● INSTRUCTIONS TO FOLLOW
Repeat the records verbatim and leave the pictures out of your copy.
start DATA TO PROCESS
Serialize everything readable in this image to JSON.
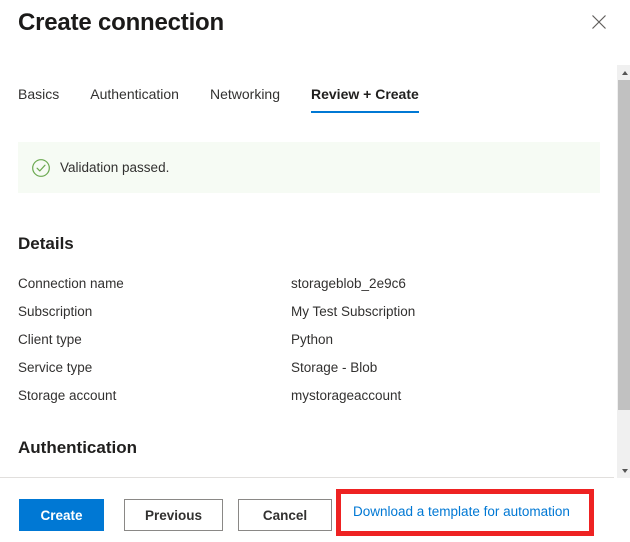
{
  "header": {
    "title": "Create connection",
    "close_icon": "close-icon"
  },
  "tabs": [
    {
      "label": "Basics",
      "active": false
    },
    {
      "label": "Authentication",
      "active": false
    },
    {
      "label": "Networking",
      "active": false
    },
    {
      "label": "Review + Create",
      "active": true
    }
  ],
  "validation": {
    "icon": "check-circle-icon",
    "message": "Validation passed.",
    "background": "#f6fbf4",
    "icon_color": "#6aa84f"
  },
  "sections": {
    "details_heading": "Details",
    "authentication_heading": "Authentication"
  },
  "details": [
    {
      "key": "Connection name",
      "value": "storageblob_2e9c6"
    },
    {
      "key": "Subscription",
      "value": "My Test Subscription"
    },
    {
      "key": "Client type",
      "value": "Python"
    },
    {
      "key": "Service type",
      "value": "Storage - Blob"
    },
    {
      "key": "Storage account",
      "value": "mystorageaccount"
    }
  ],
  "scrollbar": {
    "up_arrow_icon": "chevron-up-icon",
    "down_arrow_icon": "chevron-down-icon"
  },
  "footer": {
    "create_label": "Create",
    "previous_label": "Previous",
    "cancel_label": "Cancel",
    "template_link_label": "Download a template for automation"
  },
  "annotation": {
    "highlight_color": "#ee2222"
  },
  "colors": {
    "accent": "#0078d4",
    "text": "#323130",
    "success": "#6aa84f"
  }
}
end DATA TO PROCESS
● SOLUTION TO THIS PROBLEM
Serialize everything readable in this image to JSON.
{
  "header": {
    "title": "Create connection",
    "close_icon": "close-icon"
  },
  "tabs": [
    {
      "label": "Basics",
      "active": false
    },
    {
      "label": "Authentication",
      "active": false
    },
    {
      "label": "Networking",
      "active": false
    },
    {
      "label": "Review + Create",
      "active": true
    }
  ],
  "validation": {
    "icon": "check-circle-icon",
    "message": "Validation passed.",
    "background": "#f6fbf4",
    "icon_color": "#6aa84f"
  },
  "sections": {
    "details_heading": "Details",
    "authentication_heading": "Authentication"
  },
  "details": [
    {
      "key": "Connection name",
      "value": "storageblob_2e9c6"
    },
    {
      "key": "Subscription",
      "value": "My Test Subscription"
    },
    {
      "key": "Client type",
      "value": "Python"
    },
    {
      "key": "Service type",
      "value": "Storage - Blob"
    },
    {
      "key": "Storage account",
      "value": "mystorageaccount"
    }
  ],
  "scrollbar": {
    "up_arrow_icon": "chevron-up-icon",
    "down_arrow_icon": "chevron-down-icon"
  },
  "footer": {
    "create_label": "Create",
    "previous_label": "Previous",
    "cancel_label": "Cancel",
    "template_link_label": "Download a template for automation"
  },
  "annotation": {
    "highlight_color": "#ee2222"
  },
  "colors": {
    "accent": "#0078d4",
    "text": "#323130",
    "success": "#6aa84f"
  }
}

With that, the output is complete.